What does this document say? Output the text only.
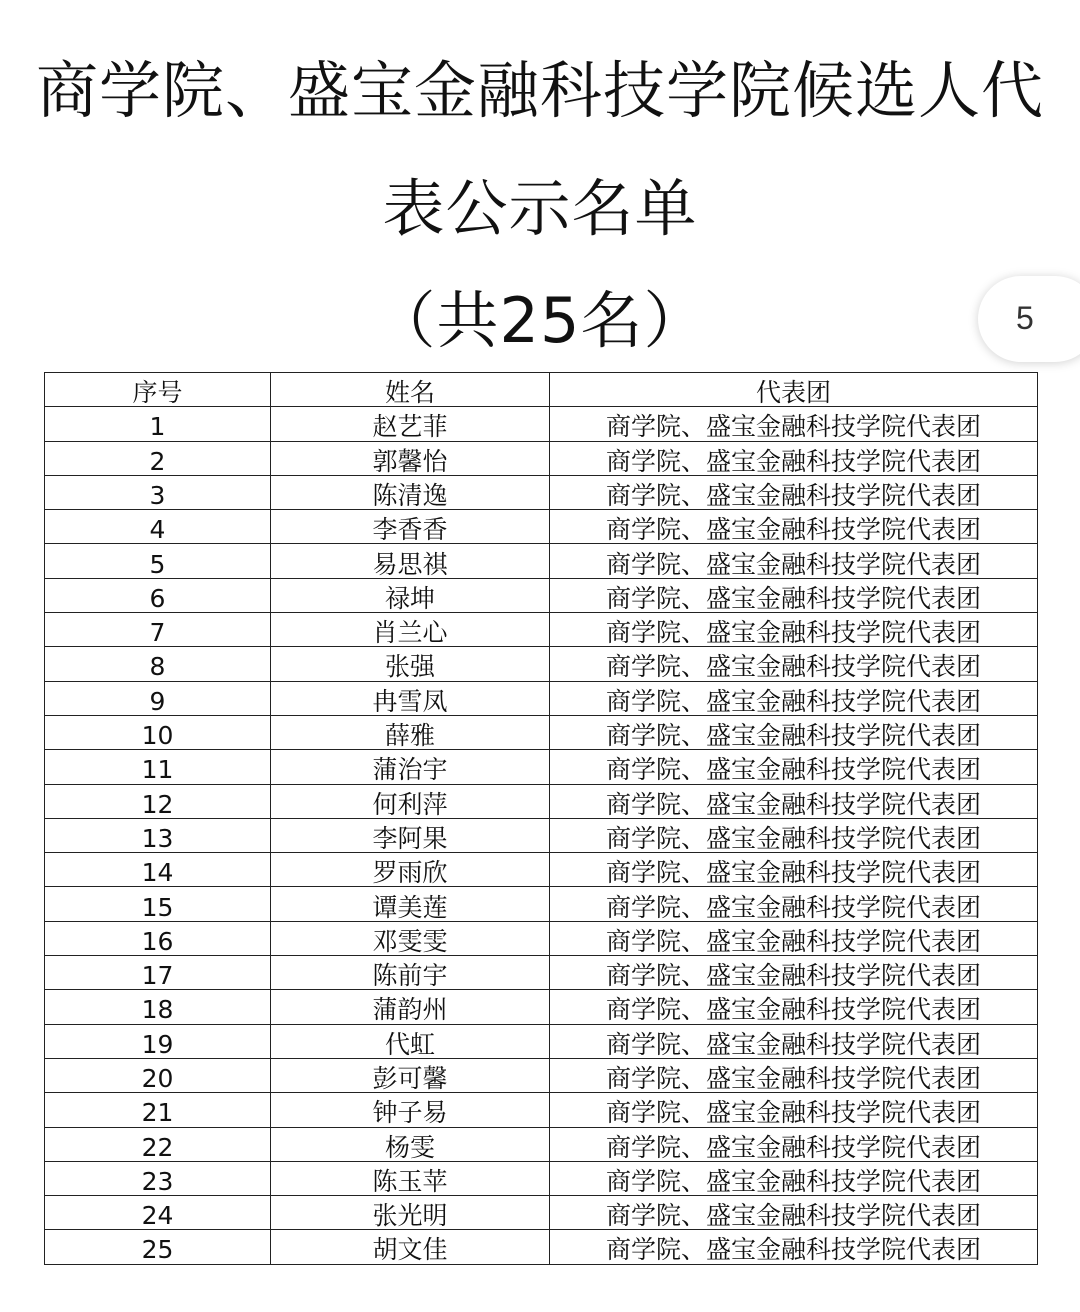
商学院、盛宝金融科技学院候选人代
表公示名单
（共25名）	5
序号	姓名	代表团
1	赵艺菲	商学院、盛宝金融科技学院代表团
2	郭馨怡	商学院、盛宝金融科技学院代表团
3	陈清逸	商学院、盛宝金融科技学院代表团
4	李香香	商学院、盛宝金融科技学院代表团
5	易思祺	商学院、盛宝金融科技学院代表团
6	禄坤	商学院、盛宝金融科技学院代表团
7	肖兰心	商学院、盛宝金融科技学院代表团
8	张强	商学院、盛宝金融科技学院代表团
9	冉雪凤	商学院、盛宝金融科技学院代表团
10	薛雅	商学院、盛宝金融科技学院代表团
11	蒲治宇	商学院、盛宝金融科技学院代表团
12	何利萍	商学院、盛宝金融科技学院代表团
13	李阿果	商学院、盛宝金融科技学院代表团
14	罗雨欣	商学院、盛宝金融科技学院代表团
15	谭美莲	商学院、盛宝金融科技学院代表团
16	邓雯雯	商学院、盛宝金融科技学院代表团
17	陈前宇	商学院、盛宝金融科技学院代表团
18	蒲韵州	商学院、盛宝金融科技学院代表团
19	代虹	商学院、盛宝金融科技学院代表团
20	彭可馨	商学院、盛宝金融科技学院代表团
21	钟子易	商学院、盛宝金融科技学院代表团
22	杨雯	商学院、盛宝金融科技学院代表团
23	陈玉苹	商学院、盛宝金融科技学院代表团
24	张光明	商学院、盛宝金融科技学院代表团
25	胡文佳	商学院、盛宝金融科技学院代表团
——
#### TASK TO COMPLETE:
Any pictures should be dropped; transcribe the rest of the records above exactly.

#### RESULT OF THE EXERCISE:
What does this document say? Output the text only.
商学院、盛宝金融科技学院候选人代
表公示名单
（共25名）	5
序号	姓名	代表团
1	赵艺菲	商学院、盛宝金融科技学院代表团
2	郭馨怡	商学院、盛宝金融科技学院代表团
3	陈清逸	商学院、盛宝金融科技学院代表团
4	李香香	商学院、盛宝金融科技学院代表团
5	易思祺	商学院、盛宝金融科技学院代表团
6	禄坤	商学院、盛宝金融科技学院代表团
7	肖兰心	商学院、盛宝金融科技学院代表团
8	张强	商学院、盛宝金融科技学院代表团
9	冉雪凤	商学院、盛宝金融科技学院代表团
10	薛雅	商学院、盛宝金融科技学院代表团
11	蒲治宇	商学院、盛宝金融科技学院代表团
12	何利萍	商学院、盛宝金融科技学院代表团
13	李阿果	商学院、盛宝金融科技学院代表团
14	罗雨欣	商学院、盛宝金融科技学院代表团
15	谭美莲	商学院、盛宝金融科技学院代表团
16	邓雯雯	商学院、盛宝金融科技学院代表团
17	陈前宇	商学院、盛宝金融科技学院代表团
18	蒲韵州	商学院、盛宝金融科技学院代表团
19	代虹	商学院、盛宝金融科技学院代表团
20	彭可馨	商学院、盛宝金融科技学院代表团
21	钟子易	商学院、盛宝金融科技学院代表团
22	杨雯	商学院、盛宝金融科技学院代表团
23	陈玉苹	商学院、盛宝金融科技学院代表团
24	张光明	商学院、盛宝金融科技学院代表团
25	胡文佳	商学院、盛宝金融科技学院代表团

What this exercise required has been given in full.